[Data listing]
— START —
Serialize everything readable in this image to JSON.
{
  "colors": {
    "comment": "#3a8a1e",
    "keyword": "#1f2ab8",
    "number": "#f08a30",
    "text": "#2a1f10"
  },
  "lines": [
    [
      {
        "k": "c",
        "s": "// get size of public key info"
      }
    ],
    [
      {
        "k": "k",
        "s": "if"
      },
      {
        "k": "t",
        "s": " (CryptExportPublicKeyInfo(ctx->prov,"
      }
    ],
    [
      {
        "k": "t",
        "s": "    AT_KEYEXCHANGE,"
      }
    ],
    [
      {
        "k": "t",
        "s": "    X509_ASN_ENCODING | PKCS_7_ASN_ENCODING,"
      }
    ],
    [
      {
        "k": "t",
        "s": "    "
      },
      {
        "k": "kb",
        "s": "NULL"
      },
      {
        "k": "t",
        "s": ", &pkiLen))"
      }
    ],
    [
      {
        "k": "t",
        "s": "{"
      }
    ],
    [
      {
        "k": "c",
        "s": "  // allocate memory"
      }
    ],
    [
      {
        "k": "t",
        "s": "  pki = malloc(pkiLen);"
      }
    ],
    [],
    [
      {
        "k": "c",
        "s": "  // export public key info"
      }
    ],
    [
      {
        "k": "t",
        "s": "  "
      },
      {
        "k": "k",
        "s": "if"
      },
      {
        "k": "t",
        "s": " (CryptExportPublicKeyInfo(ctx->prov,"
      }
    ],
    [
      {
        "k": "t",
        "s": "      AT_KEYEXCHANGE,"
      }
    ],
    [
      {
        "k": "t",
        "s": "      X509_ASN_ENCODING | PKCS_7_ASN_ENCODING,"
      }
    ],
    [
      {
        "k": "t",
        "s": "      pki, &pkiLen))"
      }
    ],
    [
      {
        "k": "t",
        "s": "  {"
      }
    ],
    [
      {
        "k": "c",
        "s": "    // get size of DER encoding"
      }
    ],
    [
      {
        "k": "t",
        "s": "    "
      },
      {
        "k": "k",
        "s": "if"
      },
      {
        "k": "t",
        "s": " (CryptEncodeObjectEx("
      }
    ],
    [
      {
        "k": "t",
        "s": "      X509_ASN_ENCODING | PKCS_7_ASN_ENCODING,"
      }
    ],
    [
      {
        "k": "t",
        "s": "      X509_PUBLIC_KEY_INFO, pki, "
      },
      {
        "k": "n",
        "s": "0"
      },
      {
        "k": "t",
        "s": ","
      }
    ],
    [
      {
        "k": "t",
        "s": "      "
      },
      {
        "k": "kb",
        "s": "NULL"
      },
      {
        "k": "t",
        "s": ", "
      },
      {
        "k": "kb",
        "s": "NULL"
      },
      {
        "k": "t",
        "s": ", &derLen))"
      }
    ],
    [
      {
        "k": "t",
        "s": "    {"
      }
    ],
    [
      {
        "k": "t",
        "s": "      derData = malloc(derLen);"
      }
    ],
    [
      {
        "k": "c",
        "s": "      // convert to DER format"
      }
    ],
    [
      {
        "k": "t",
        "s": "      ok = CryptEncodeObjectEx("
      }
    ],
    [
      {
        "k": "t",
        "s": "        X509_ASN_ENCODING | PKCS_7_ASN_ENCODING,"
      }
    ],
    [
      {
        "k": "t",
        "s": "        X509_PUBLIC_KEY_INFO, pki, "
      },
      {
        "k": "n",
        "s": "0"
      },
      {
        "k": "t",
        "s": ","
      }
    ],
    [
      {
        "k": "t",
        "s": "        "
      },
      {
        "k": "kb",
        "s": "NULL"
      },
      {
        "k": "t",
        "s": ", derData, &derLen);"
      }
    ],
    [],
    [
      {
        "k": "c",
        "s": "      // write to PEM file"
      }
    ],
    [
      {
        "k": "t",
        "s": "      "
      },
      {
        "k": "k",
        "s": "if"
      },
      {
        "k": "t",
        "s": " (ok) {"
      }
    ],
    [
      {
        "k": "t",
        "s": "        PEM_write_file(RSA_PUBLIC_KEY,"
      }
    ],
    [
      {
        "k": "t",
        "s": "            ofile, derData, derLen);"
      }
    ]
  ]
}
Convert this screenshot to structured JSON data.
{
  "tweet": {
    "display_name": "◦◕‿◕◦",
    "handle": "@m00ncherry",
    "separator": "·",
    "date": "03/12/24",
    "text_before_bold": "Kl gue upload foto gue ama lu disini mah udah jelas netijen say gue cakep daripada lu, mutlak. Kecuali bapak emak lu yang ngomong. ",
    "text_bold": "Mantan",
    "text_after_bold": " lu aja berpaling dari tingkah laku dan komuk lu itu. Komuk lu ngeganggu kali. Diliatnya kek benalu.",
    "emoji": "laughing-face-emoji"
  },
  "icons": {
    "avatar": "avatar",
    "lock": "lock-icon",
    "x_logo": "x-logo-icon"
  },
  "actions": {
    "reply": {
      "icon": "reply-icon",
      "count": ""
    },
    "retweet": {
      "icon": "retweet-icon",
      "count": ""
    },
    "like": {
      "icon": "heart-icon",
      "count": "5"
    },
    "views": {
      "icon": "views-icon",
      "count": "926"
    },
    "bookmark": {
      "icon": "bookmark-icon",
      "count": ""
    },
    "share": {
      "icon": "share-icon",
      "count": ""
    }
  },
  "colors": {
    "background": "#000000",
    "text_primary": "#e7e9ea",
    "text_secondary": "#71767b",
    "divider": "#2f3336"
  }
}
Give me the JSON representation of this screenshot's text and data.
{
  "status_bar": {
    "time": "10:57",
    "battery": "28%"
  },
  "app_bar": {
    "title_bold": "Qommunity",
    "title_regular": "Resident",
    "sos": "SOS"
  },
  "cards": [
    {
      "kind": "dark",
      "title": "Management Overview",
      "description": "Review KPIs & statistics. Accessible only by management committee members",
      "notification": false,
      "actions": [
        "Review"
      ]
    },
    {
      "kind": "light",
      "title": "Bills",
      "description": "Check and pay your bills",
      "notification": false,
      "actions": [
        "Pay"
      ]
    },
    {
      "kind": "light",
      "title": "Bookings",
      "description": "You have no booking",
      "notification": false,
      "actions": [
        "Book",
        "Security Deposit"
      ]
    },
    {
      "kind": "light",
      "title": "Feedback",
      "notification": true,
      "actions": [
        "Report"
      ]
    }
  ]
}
— END —
**Task statement:** Reproduce each entry above exactly, keeping every word.

**Response below:**
Serialize everything readable in this image to JSON.
{
  "colors": {
    "comment": "#3a8a1e",
    "keyword": "#1f2ab8",
    "number": "#f08a30",
    "text": "#2a1f10"
  },
  "lines": [
    [
      {
        "k": "c",
        "s": "// get size of public key info"
      }
    ],
    [
      {
        "k": "k",
        "s": "if"
      },
      {
        "k": "t",
        "s": " (CryptExportPublicKeyInfo(ctx->prov,"
      }
    ],
    [
      {
        "k": "t",
        "s": "    AT_KEYEXCHANGE,"
      }
    ],
    [
      {
        "k": "t",
        "s": "    X509_ASN_ENCODING | PKCS_7_ASN_ENCODING,"
      }
    ],
    [
      {
        "k": "t",
        "s": "    "
      },
      {
        "k": "kb",
        "s": "NULL"
      },
      {
        "k": "t",
        "s": ", &pkiLen))"
      }
    ],
    [
      {
        "k": "t",
        "s": "{"
      }
    ],
    [
      {
        "k": "c",
        "s": "  // allocate memory"
      }
    ],
    [
      {
        "k": "t",
        "s": "  pki = malloc(pkiLen);"
      }
    ],
    [],
    [
      {
        "k": "c",
        "s": "  // export public key info"
      }
    ],
    [
      {
        "k": "t",
        "s": "  "
      },
      {
        "k": "k",
        "s": "if"
      },
      {
        "k": "t",
        "s": " (CryptExportPublicKeyInfo(ctx->prov,"
      }
    ],
    [
      {
        "k": "t",
        "s": "      AT_KEYEXCHANGE,"
      }
    ],
    [
      {
        "k": "t",
        "s": "      X509_ASN_ENCODING | PKCS_7_ASN_ENCODING,"
      }
    ],
    [
      {
        "k": "t",
        "s": "      pki, &pkiLen))"
      }
    ],
    [
      {
        "k": "t",
        "s": "  {"
      }
    ],
    [
      {
        "k": "c",
        "s": "    // get size of DER encoding"
      }
    ],
    [
      {
        "k": "t",
        "s": "    "
      },
      {
        "k": "k",
        "s": "if"
      },
      {
        "k": "t",
        "s": " (CryptEncodeObjectEx("
      }
    ],
    [
      {
        "k": "t",
        "s": "      X509_ASN_ENCODING | PKCS_7_ASN_ENCODING,"
      }
    ],
    [
      {
        "k": "t",
        "s": "      X509_PUBLIC_KEY_INFO, pki, "
      },
      {
        "k": "n",
        "s": "0"
      },
      {
        "k": "t",
        "s": ","
      }
    ],
    [
      {
        "k": "t",
        "s": "      "
      },
      {
        "k": "kb",
        "s": "NULL"
      },
      {
        "k": "t",
        "s": ", "
      },
      {
        "k": "kb",
        "s": "NULL"
      },
      {
        "k": "t",
        "s": ", &derLen))"
      }
    ],
    [
      {
        "k": "t",
        "s": "    {"
      }
    ],
    [
      {
        "k": "t",
        "s": "      derData = malloc(derLen);"
      }
    ],
    [
      {
        "k": "c",
        "s": "      // convert to DER format"
      }
    ],
    [
      {
        "k": "t",
        "s": "      ok = CryptEncodeObjectEx("
      }
    ],
    [
      {
        "k": "t",
        "s": "        X509_ASN_ENCODING | PKCS_7_ASN_ENCODING,"
      }
    ],
    [
      {
        "k": "t",
        "s": "        X509_PUBLIC_KEY_INFO, pki, "
      },
      {
        "k": "n",
        "s": "0"
      },
      {
        "k": "t",
        "s": ","
      }
    ],
    [
      {
        "k": "t",
        "s": "        "
      },
      {
        "k": "kb",
        "s": "NULL"
      },
      {
        "k": "t",
        "s": ", derData, &derLen);"
      }
    ],
    [],
    [
      {
        "k": "c",
        "s": "      // write to PEM file"
      }
    ],
    [
      {
        "k": "t",
        "s": "      "
      },
      {
        "k": "k",
        "s": "if"
      },
      {
        "k": "t",
        "s": " (ok) {"
      }
    ],
    [
      {
        "k": "t",
        "s": "        PEM_write_file(RSA_PUBLIC_KEY,"
      }
    ],
    [
      {
        "k": "t",
        "s": "            ofile, derData, derLen);"
      }
    ]
  ]
}
Convert this screenshot to structured JSON data.
{
  "tweet": {
    "display_name": "◦◕‿◕◦",
    "handle": "@m00ncherry",
    "separator": "·",
    "date": "03/12/24",
    "text_before_bold": "Kl gue upload foto gue ama lu disini mah udah jelas netijen say gue cakep daripada lu, mutlak. Kecuali bapak emak lu yang ngomong. ",
    "text_bold": "Mantan",
    "text_after_bold": " lu aja berpaling dari tingkah laku dan komuk lu itu. Komuk lu ngeganggu kali. Diliatnya kek benalu.",
    "emoji": "laughing-face-emoji"
  },
  "icons": {
    "avatar": "avatar",
    "lock": "lock-icon",
    "x_logo": "x-logo-icon"
  },
  "actions": {
    "reply": {
      "icon": "reply-icon",
      "count": ""
    },
    "retweet": {
      "icon": "retweet-icon",
      "count": ""
    },
    "like": {
      "icon": "heart-icon",
      "count": "5"
    },
    "views": {
      "icon": "views-icon",
      "count": "926"
    },
    "bookmark": {
      "icon": "bookmark-icon",
      "count": ""
    },
    "share": {
      "icon": "share-icon",
      "count": ""
    }
  },
  "colors": {
    "background": "#000000",
    "text_primary": "#e7e9ea",
    "text_secondary": "#71767b",
    "divider": "#2f3336"
  }
}
Give me the JSON representation of this screenshot's text and data.
{
  "status_bar": {
    "time": "10:57",
    "battery": "28%"
  },
  "app_bar": {
    "title_bold": "Qommunity",
    "title_regular": "Resident",
    "sos": "SOS"
  },
  "cards": [
    {
      "kind": "dark",
      "title": "Management Overview",
      "description": "Review KPIs & statistics. Accessible only by management committee members",
      "notification": false,
      "actions": [
        "Review"
      ]
    },
    {
      "kind": "light",
      "title": "Bills",
      "description": "Check and pay your bills",
      "notification": false,
      "actions": [
        "Pay"
      ]
    },
    {
      "kind": "light",
      "title": "Bookings",
      "description": "You have no booking",
      "notification": false,
      "actions": [
        "Book",
        "Security Deposit"
      ]
    },
    {
      "kind": "light",
      "title": "Feedback",
      "notification": true,
      "actions": [
        "Report"
      ]
    }
  ]
}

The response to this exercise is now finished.